• TASK TO COMPLETE:
The answer is a single number: how many lines hold the string "history".

/---

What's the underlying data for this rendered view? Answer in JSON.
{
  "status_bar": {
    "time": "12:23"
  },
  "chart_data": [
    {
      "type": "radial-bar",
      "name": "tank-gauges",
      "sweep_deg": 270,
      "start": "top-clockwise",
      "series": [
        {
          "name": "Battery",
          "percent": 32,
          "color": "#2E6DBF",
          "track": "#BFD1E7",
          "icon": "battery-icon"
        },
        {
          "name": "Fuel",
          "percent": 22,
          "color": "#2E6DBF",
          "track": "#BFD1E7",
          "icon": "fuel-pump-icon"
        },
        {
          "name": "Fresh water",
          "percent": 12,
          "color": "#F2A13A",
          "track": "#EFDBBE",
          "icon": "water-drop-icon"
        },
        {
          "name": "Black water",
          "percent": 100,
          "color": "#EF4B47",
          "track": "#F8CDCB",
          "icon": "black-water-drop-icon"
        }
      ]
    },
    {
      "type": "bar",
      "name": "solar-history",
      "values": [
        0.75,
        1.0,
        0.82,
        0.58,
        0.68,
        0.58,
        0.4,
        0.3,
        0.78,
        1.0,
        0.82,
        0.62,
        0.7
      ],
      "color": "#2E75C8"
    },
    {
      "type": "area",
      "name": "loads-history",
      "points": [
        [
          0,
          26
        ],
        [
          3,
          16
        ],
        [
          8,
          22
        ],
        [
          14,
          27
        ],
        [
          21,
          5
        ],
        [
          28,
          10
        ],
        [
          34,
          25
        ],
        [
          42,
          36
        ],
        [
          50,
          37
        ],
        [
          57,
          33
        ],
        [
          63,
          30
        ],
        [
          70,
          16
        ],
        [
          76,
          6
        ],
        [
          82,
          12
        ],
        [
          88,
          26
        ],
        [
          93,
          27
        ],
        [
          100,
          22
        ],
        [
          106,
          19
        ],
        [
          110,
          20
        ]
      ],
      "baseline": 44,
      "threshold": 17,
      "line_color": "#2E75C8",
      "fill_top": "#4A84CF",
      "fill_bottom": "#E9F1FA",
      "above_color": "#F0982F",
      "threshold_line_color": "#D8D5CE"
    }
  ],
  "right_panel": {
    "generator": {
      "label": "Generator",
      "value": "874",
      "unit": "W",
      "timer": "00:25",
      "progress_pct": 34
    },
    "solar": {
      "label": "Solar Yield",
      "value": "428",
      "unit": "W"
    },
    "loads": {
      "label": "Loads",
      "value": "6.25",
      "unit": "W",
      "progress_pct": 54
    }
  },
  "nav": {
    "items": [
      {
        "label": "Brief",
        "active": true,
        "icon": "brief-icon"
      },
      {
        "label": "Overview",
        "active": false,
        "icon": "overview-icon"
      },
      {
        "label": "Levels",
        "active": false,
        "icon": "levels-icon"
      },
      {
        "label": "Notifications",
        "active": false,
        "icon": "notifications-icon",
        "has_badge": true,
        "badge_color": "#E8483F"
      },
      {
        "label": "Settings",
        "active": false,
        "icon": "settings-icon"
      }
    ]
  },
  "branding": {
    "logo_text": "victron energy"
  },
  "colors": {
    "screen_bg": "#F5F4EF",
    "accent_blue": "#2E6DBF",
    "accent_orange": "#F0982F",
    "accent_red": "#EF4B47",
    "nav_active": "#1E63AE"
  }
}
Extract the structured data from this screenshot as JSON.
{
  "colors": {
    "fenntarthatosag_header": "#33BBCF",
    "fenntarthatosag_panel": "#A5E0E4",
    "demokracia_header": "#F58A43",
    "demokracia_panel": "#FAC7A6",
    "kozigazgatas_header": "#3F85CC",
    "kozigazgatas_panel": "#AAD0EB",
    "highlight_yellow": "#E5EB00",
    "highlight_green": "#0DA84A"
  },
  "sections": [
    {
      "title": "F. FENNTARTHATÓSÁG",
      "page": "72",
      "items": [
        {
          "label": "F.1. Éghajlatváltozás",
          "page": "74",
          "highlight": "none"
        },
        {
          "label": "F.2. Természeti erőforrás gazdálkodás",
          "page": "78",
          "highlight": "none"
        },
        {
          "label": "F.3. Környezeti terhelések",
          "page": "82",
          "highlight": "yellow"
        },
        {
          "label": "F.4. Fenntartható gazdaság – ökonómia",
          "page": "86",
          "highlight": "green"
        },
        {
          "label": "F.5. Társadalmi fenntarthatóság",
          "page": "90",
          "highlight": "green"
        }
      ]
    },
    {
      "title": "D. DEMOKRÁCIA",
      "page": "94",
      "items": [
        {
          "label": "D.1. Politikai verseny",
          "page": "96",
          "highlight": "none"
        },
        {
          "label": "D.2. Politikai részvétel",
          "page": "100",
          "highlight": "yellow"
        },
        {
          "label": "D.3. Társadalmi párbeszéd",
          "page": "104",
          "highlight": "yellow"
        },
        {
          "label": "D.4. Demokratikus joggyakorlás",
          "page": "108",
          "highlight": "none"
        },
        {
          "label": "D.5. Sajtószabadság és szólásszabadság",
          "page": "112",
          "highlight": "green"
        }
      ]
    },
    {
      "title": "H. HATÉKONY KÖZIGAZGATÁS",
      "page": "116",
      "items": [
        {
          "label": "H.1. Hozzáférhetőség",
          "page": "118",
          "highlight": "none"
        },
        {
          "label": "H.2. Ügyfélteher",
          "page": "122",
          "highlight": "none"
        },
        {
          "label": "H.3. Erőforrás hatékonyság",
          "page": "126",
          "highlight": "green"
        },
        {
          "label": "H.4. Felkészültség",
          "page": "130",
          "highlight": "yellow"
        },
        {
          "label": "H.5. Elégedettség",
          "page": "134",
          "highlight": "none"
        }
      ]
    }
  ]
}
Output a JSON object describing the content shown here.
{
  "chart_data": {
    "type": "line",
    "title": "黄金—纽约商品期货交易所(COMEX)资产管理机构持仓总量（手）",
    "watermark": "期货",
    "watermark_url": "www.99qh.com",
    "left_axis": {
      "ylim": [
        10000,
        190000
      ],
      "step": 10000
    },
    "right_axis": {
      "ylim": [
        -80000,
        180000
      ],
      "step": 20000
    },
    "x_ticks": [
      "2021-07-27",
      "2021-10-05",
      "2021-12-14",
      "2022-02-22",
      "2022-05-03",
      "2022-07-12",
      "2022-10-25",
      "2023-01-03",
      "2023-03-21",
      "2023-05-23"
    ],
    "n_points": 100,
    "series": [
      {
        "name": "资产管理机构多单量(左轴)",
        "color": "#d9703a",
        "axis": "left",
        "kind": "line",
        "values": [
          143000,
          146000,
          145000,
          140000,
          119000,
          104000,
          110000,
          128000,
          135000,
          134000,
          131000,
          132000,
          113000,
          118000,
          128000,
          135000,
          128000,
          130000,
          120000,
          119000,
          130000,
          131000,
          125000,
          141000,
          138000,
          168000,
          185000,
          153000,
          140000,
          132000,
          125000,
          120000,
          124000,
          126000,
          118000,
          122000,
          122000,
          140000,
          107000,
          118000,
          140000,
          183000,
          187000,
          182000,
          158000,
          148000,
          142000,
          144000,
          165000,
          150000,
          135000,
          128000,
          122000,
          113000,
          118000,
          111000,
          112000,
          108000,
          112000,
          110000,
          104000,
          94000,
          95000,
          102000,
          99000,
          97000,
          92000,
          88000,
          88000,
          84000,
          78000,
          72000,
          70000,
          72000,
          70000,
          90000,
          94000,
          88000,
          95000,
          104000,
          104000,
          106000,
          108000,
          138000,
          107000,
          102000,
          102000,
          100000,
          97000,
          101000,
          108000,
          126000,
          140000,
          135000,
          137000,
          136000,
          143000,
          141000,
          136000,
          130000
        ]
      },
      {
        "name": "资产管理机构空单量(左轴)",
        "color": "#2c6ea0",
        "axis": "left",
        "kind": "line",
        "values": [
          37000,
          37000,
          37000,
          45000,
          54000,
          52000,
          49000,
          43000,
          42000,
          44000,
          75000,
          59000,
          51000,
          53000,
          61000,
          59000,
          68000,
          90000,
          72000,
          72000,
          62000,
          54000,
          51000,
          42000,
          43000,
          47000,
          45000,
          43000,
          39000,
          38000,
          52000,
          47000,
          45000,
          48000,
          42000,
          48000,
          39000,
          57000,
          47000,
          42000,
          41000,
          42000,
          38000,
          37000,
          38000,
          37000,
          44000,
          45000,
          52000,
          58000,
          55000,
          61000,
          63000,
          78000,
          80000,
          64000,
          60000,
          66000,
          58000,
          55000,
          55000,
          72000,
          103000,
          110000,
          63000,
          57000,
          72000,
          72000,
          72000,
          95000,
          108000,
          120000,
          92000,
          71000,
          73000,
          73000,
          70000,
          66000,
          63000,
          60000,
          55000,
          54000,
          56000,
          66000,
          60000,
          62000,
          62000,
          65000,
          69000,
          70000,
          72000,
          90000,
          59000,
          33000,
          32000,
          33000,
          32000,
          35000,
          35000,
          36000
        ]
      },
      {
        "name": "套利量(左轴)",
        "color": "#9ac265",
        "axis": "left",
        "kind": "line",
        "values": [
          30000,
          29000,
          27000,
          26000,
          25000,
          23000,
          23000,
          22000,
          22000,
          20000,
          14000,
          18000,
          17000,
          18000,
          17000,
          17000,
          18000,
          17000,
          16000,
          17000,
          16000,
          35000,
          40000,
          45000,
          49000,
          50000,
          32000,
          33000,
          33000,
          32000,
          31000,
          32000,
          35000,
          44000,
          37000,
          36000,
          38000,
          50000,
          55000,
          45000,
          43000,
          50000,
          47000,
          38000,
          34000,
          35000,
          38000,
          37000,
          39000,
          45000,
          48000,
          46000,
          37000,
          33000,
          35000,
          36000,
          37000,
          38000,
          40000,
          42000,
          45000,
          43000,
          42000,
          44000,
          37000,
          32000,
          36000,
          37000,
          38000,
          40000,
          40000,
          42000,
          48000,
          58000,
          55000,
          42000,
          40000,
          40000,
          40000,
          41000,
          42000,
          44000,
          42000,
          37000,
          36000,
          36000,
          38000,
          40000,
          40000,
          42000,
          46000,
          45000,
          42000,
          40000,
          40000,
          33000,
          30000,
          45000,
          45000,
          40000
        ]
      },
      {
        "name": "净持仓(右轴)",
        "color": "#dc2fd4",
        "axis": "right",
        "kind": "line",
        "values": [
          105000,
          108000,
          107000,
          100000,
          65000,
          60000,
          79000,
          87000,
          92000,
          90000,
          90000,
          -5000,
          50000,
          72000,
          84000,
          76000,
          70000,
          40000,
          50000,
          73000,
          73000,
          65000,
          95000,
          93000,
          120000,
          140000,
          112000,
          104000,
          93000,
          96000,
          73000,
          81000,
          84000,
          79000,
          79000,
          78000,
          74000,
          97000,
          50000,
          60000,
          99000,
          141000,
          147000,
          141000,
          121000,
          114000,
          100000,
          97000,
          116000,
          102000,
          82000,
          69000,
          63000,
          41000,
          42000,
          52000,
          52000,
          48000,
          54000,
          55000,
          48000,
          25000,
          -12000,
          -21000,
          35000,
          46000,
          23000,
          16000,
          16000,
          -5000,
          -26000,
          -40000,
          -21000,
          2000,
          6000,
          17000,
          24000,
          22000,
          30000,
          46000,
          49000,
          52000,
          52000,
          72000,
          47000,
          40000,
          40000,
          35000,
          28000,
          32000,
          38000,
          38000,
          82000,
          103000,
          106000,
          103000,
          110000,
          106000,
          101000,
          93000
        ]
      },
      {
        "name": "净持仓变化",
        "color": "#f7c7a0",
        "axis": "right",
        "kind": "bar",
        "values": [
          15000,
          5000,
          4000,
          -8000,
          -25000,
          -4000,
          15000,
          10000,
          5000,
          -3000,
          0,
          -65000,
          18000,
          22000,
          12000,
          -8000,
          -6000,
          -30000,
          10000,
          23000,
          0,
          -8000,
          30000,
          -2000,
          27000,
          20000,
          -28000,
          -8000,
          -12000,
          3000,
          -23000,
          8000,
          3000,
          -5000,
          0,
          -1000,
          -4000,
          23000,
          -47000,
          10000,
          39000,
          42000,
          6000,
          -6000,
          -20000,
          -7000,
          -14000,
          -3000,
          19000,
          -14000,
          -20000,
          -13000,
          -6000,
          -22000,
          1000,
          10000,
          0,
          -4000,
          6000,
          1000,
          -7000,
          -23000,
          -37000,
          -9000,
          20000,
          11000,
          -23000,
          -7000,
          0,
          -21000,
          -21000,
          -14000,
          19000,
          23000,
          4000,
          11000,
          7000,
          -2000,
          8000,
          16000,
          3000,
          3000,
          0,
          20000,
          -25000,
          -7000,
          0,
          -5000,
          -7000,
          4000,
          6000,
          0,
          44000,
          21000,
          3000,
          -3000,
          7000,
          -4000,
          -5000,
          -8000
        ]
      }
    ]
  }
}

\---

• EXERCISE RESULT:
2